== Given data ==
———
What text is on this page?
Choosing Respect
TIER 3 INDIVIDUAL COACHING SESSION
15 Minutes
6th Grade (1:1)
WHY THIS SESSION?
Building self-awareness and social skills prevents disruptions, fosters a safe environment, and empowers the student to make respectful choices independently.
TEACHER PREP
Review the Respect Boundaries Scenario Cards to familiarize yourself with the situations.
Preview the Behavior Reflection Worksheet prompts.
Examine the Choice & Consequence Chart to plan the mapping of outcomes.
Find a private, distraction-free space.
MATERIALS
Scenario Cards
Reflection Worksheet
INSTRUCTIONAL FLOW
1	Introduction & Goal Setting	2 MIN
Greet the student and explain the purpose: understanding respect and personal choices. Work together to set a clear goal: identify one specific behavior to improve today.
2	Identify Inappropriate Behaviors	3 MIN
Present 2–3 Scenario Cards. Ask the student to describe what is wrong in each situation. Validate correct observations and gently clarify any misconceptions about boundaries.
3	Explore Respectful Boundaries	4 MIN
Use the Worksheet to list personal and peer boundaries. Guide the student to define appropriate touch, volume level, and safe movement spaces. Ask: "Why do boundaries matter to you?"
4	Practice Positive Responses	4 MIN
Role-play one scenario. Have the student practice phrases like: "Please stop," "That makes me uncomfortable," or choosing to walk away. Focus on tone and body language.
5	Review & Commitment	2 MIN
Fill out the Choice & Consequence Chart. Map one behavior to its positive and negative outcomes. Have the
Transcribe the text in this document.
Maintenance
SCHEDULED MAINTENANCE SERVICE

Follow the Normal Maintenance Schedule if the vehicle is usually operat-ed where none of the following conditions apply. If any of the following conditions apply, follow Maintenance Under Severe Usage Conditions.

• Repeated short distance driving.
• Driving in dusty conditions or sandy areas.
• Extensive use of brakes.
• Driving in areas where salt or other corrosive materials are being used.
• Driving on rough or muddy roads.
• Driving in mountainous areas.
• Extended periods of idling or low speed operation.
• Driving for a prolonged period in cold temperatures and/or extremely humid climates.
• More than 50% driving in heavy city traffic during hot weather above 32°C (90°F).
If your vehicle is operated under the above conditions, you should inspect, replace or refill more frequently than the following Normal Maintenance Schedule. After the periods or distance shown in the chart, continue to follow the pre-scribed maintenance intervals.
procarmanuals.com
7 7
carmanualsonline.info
———
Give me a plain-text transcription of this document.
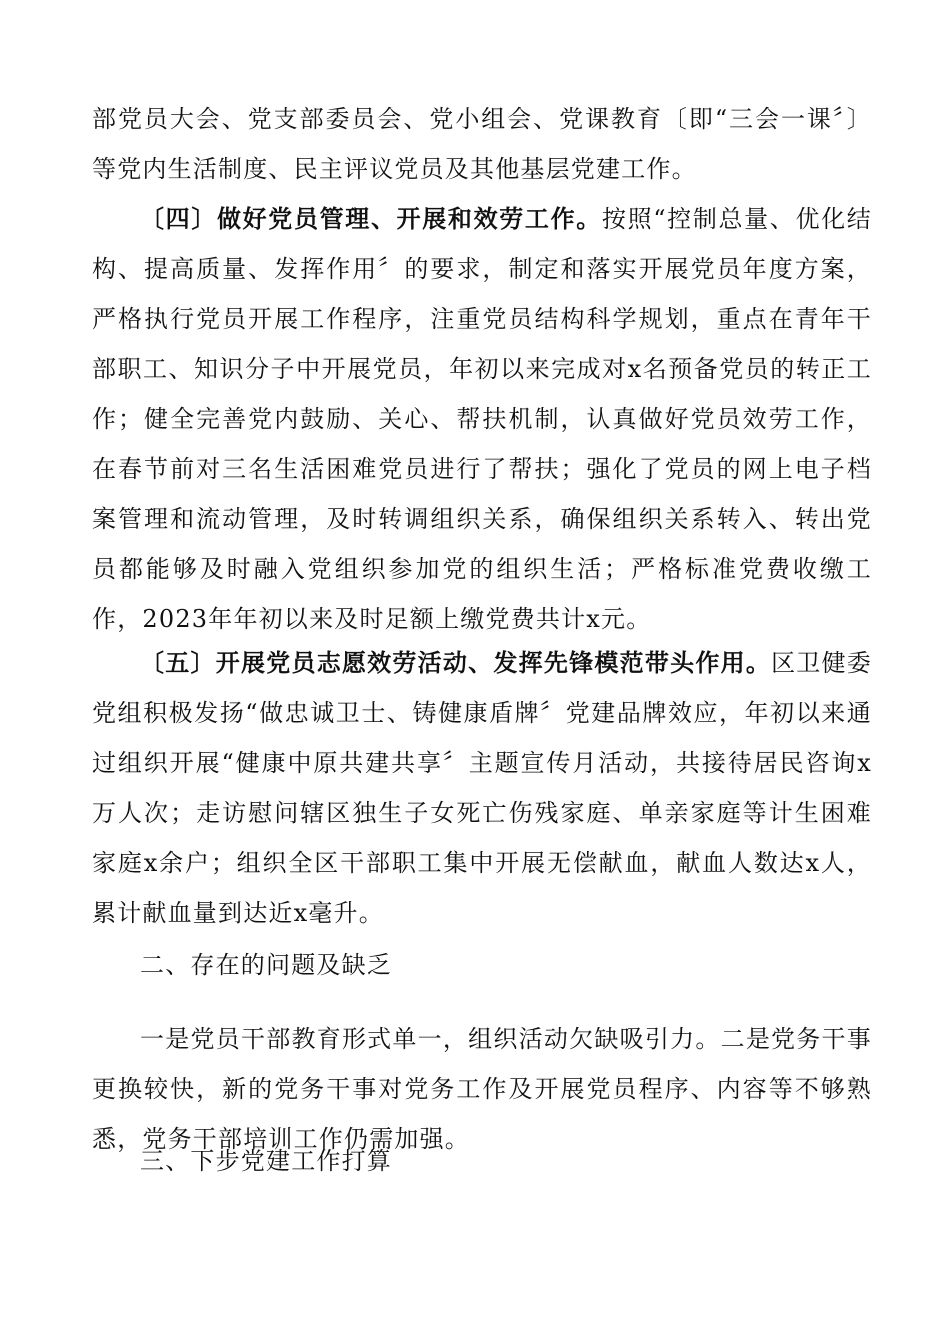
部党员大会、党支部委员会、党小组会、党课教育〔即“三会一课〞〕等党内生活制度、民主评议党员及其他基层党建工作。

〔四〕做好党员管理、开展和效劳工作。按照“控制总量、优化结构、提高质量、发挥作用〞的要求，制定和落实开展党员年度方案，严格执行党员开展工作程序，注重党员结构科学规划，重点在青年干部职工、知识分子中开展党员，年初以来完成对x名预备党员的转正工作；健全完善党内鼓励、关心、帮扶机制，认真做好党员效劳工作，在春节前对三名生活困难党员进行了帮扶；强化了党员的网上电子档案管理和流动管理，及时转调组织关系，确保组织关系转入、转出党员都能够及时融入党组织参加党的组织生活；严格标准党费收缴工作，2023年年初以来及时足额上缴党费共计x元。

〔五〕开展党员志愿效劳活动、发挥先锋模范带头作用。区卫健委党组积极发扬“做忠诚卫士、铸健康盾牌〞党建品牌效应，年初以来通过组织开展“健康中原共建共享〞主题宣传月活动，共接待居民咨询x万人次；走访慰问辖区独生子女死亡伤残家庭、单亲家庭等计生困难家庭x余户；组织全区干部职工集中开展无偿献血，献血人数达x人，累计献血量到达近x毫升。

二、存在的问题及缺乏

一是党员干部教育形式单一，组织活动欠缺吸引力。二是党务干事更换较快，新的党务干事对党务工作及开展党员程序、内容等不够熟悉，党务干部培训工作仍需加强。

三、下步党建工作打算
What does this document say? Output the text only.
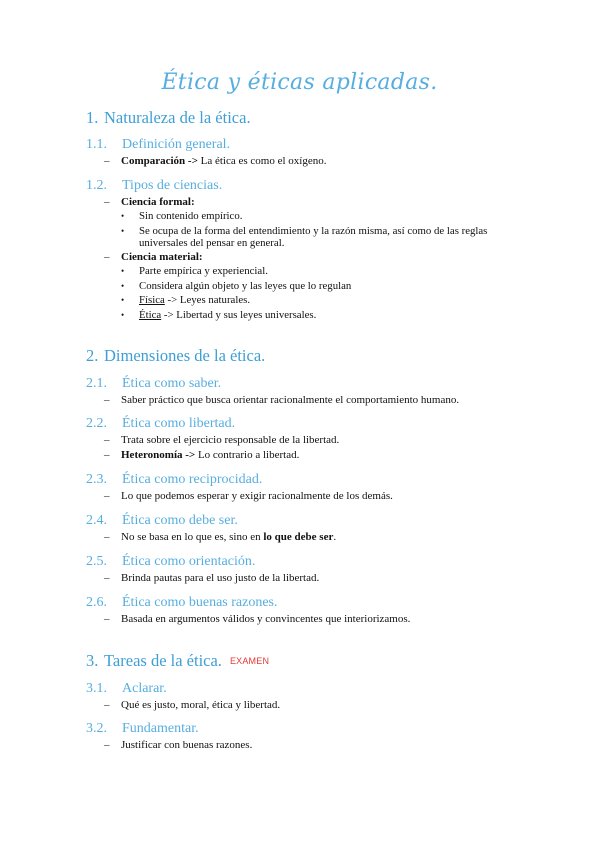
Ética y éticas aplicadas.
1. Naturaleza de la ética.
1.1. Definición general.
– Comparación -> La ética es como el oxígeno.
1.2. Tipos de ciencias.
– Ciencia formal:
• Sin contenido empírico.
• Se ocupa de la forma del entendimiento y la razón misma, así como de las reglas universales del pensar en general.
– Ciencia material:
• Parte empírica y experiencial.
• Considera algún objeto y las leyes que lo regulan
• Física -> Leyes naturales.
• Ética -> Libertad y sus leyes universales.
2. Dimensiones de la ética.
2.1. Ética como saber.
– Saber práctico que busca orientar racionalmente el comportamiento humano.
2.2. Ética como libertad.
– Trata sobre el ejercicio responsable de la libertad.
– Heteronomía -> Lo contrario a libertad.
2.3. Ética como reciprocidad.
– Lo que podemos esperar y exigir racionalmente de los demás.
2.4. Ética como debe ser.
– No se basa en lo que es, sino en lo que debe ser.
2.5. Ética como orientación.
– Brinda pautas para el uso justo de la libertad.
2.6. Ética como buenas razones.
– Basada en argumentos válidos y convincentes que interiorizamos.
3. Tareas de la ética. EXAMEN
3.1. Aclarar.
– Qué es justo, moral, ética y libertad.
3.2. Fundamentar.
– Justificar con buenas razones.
———
== Do this ==
Show the lines that mention the word "text".

== Exercise output ==
What text is on this page?
Transcribe the text in this document.
Give me a plain-text transcription of this document.
What does this document say? Output the text only.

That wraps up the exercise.